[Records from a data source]
============================================================

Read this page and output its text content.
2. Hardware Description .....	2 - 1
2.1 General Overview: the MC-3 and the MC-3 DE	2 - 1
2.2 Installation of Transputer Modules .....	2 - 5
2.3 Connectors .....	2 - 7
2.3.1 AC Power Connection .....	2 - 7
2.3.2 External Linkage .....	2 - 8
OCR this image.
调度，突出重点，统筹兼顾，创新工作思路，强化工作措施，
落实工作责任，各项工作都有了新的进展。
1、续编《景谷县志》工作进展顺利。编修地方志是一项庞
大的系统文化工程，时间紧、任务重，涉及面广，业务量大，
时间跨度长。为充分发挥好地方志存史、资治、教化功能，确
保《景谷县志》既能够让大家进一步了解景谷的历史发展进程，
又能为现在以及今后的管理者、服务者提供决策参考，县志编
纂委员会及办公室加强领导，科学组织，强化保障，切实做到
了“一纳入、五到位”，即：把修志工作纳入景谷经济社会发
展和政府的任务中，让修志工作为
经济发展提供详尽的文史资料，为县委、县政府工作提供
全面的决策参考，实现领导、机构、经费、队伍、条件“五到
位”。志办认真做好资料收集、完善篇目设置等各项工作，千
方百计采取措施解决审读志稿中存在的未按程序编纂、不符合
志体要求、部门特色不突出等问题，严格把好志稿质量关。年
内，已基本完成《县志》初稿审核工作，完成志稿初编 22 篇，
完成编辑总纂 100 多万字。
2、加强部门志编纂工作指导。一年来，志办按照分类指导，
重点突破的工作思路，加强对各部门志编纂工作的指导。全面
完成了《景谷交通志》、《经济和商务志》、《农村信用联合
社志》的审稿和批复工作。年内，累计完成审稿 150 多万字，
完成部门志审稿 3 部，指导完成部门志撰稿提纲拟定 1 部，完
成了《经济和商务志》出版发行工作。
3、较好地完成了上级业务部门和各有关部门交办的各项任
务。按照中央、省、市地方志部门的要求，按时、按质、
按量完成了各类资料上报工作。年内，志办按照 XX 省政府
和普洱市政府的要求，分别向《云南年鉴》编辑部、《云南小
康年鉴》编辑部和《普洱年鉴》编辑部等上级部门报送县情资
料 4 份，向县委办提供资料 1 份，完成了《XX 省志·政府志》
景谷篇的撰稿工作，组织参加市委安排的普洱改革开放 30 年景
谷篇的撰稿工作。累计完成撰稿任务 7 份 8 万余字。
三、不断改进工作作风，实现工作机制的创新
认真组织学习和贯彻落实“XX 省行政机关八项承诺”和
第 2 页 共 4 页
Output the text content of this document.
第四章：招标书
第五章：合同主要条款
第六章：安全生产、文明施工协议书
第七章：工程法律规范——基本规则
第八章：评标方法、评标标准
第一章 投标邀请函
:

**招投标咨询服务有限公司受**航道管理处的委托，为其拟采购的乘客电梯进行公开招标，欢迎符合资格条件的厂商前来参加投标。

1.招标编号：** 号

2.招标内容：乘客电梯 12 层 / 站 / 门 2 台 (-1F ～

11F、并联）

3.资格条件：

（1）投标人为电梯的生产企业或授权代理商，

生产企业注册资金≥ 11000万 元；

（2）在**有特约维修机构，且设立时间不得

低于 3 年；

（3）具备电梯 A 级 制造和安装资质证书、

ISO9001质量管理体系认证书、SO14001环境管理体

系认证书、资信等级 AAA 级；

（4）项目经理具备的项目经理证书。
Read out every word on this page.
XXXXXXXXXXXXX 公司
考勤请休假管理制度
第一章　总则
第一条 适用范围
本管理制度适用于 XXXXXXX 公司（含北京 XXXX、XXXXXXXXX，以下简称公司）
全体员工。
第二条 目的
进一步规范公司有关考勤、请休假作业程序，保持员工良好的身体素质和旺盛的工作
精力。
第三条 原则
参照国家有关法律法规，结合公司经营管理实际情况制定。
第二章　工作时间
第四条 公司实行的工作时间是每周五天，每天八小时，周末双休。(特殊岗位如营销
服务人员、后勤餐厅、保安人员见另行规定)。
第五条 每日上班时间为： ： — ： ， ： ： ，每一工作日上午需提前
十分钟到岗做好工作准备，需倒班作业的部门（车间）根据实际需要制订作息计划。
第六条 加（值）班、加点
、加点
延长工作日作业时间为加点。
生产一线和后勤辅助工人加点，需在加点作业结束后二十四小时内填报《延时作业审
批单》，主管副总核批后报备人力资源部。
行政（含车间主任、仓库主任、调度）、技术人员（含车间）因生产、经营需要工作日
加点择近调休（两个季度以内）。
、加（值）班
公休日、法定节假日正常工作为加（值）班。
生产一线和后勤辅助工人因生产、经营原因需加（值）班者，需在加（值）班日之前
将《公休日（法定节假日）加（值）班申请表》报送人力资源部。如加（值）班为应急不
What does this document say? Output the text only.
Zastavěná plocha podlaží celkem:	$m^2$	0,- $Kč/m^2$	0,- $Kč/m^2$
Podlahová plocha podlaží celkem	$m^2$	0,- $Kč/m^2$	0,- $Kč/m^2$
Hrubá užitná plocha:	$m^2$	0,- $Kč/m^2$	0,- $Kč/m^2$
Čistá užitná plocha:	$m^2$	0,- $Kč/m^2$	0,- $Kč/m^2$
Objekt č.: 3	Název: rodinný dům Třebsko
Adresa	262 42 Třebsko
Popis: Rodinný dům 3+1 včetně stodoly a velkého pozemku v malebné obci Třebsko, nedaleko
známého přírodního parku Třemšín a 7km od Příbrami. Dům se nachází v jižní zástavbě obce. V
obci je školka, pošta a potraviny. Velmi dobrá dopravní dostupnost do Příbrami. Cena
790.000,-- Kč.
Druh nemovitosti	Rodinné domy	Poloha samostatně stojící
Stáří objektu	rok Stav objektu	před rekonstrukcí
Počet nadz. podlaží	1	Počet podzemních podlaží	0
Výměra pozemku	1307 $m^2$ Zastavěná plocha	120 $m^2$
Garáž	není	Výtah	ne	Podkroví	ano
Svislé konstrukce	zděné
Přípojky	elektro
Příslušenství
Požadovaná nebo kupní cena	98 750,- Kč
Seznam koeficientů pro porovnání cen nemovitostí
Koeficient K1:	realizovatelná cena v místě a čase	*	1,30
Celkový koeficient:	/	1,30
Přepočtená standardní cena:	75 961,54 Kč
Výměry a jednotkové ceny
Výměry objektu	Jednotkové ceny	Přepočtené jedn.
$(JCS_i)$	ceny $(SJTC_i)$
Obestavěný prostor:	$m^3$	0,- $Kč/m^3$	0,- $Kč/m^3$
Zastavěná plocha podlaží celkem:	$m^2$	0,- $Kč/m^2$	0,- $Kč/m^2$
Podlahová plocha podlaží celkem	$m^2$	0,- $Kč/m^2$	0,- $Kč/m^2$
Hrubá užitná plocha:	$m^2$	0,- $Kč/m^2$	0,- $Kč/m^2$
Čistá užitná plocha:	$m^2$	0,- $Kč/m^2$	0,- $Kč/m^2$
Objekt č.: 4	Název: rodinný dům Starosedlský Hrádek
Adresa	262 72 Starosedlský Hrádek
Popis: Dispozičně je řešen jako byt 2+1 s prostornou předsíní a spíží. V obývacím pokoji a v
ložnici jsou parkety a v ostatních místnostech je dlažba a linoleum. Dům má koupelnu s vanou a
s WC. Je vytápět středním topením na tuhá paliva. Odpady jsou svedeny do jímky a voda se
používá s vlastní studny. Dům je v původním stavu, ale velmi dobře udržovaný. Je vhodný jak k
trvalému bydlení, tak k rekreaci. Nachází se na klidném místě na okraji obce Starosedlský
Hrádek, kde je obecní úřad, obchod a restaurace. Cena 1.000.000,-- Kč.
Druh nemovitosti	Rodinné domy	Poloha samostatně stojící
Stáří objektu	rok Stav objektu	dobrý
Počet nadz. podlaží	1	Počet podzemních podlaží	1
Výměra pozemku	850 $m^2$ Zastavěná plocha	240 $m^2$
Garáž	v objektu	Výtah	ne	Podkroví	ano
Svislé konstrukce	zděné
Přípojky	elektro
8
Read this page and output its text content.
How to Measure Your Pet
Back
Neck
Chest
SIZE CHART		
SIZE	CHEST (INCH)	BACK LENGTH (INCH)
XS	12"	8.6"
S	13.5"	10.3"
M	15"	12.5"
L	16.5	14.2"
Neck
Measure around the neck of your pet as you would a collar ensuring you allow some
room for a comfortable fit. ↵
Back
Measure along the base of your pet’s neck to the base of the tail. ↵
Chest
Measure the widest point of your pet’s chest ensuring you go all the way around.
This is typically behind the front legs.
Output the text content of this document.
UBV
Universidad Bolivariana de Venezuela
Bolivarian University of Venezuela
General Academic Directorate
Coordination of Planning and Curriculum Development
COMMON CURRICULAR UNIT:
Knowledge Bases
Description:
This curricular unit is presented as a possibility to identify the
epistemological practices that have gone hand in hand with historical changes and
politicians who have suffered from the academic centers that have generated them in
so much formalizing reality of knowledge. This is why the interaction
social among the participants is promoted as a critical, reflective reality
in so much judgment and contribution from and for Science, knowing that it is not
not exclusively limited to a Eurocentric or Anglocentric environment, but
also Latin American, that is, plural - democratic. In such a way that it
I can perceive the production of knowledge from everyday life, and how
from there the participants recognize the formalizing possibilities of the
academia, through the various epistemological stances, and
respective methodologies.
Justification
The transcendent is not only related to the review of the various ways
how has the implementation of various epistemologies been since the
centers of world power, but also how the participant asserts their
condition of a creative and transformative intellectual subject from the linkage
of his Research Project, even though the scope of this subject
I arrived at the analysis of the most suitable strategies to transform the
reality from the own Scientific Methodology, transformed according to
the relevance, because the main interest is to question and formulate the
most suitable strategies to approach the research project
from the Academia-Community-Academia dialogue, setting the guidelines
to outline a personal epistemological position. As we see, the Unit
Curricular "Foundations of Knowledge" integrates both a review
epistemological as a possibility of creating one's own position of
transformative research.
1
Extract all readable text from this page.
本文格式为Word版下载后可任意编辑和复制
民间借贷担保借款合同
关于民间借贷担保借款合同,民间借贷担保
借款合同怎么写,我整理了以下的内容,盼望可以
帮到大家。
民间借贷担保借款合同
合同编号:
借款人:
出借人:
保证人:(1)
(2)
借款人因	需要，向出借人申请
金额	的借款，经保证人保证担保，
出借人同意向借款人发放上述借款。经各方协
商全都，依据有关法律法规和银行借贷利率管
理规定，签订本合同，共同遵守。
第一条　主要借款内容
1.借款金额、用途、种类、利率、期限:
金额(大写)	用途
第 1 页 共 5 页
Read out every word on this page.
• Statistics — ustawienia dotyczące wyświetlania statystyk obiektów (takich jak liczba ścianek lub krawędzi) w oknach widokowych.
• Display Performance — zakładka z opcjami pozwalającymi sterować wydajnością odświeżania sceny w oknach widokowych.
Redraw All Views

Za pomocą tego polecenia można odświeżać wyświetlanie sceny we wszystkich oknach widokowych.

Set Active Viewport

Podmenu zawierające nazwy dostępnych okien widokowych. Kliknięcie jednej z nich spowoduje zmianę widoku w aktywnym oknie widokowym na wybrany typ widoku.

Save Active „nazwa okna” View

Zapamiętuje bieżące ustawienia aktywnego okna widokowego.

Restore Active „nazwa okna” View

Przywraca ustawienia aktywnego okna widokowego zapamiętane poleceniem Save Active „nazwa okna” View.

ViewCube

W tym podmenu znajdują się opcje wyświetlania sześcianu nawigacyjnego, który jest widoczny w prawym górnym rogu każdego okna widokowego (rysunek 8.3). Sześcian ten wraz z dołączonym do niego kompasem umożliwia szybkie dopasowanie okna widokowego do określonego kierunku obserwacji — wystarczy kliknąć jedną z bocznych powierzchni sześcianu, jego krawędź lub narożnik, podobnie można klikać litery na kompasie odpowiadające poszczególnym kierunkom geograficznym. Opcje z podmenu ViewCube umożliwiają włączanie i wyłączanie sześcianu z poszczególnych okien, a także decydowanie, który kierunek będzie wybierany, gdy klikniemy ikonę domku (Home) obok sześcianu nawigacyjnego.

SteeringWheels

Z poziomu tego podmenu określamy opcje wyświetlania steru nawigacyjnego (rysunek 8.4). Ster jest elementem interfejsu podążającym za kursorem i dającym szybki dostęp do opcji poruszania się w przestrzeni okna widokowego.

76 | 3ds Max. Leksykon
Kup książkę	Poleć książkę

============================================================

TO DO – Find how many lines of the listing include the string "much" and give that number, nothing else.

EXERCISE ANSWER – 2